Figure record listings
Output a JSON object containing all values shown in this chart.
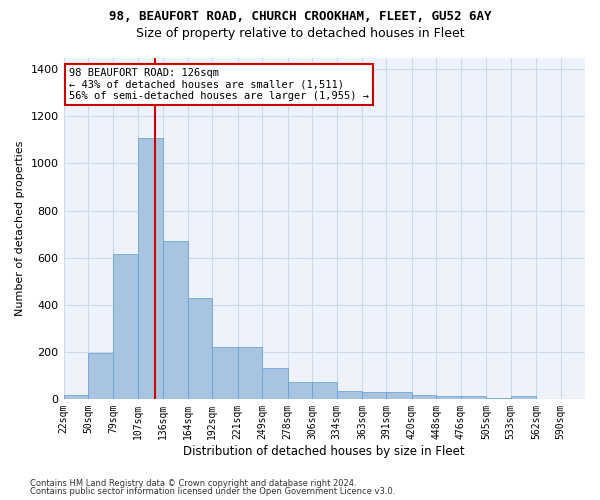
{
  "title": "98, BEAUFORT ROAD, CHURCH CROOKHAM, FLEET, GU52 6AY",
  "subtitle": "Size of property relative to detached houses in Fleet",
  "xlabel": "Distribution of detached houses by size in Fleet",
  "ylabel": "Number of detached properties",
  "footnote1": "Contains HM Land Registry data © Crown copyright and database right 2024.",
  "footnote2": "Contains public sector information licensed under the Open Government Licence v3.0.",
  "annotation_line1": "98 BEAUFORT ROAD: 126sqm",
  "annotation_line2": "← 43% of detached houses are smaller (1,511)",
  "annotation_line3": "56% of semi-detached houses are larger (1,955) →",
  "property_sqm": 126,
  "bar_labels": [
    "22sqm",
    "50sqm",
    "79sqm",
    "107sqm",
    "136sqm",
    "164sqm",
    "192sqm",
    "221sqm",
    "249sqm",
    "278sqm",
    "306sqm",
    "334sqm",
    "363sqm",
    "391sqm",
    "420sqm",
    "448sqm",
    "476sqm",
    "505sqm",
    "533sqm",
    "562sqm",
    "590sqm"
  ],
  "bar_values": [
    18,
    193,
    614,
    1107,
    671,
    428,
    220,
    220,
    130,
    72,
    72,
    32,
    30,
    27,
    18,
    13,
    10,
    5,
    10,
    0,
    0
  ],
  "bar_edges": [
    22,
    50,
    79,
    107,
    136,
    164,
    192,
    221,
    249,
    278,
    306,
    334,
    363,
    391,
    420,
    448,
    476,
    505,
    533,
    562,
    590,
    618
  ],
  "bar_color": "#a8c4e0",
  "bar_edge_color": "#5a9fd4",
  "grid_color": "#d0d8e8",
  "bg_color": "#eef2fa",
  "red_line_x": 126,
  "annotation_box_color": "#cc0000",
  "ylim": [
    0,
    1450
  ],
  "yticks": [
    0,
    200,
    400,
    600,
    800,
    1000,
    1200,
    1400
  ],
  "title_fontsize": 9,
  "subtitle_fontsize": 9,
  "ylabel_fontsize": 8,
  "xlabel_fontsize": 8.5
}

* * *

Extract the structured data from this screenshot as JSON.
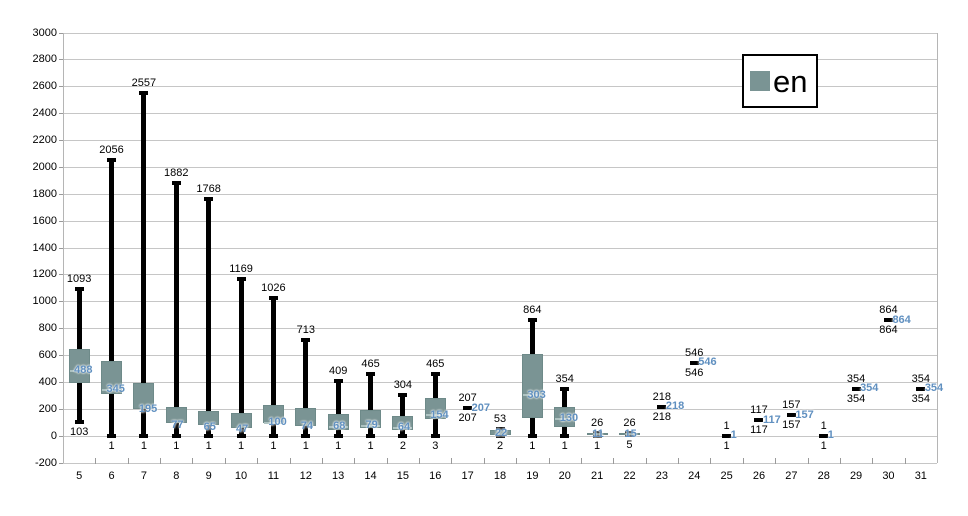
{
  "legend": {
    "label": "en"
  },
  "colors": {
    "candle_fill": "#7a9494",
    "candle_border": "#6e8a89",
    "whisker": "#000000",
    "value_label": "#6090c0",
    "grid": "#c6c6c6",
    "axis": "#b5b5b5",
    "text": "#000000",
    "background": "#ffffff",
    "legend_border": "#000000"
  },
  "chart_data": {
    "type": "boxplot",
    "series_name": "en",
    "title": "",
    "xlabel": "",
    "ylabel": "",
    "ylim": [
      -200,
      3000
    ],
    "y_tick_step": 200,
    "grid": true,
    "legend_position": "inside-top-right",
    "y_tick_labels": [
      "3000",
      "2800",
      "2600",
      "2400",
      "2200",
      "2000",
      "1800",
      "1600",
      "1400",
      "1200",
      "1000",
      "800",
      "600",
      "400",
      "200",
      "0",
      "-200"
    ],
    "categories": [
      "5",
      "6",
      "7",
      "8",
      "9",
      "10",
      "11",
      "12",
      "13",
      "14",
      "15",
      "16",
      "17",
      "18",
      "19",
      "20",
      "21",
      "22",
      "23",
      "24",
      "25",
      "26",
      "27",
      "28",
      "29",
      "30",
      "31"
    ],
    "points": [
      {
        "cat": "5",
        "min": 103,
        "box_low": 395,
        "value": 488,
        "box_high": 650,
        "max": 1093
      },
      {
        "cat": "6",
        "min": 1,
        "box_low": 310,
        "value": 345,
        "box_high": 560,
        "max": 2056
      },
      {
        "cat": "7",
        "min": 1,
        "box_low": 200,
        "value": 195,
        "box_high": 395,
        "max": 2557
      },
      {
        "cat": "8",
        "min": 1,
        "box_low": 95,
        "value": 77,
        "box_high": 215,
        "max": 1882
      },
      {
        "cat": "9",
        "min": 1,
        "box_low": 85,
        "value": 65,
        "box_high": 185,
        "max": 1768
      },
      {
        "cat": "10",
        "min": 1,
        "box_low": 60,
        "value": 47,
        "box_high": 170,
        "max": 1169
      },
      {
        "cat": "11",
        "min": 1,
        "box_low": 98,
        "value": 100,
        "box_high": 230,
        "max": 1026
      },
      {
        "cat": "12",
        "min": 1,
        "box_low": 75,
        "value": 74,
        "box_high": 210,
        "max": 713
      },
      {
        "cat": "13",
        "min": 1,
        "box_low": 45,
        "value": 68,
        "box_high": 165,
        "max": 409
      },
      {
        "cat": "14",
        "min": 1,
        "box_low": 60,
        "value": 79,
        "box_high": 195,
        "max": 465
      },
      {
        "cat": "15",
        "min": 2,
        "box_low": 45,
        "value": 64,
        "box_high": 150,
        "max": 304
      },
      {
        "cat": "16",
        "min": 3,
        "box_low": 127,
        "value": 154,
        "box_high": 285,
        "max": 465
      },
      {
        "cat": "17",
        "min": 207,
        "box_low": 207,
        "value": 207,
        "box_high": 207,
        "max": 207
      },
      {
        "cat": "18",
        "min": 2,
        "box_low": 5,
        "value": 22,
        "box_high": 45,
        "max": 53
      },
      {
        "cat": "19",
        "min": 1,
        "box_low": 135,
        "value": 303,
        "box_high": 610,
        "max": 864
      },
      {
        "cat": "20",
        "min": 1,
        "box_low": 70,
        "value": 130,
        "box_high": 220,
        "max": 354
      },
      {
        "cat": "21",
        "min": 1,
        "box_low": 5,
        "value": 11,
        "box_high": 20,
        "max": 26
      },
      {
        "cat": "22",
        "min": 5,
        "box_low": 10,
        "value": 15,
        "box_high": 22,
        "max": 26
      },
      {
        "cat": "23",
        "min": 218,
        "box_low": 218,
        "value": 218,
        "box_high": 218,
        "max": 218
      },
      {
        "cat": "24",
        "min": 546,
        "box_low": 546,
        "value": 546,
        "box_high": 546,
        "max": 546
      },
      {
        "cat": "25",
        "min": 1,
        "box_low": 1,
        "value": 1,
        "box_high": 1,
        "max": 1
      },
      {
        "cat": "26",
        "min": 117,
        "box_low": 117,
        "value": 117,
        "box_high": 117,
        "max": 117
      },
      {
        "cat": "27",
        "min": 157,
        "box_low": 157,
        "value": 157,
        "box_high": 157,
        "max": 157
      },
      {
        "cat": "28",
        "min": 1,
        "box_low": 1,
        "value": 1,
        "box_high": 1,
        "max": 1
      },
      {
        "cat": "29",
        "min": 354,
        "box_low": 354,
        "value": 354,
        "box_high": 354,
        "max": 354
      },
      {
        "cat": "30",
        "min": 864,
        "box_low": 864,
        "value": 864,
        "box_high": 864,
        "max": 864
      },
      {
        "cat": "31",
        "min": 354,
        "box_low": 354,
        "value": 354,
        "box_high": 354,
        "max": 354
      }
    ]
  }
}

### PROBLEM
Each line in the listing above either holds the string "JSON" or does not; state how many do, giving the number only.

### RESPONSE TO THIS EXERCISE
2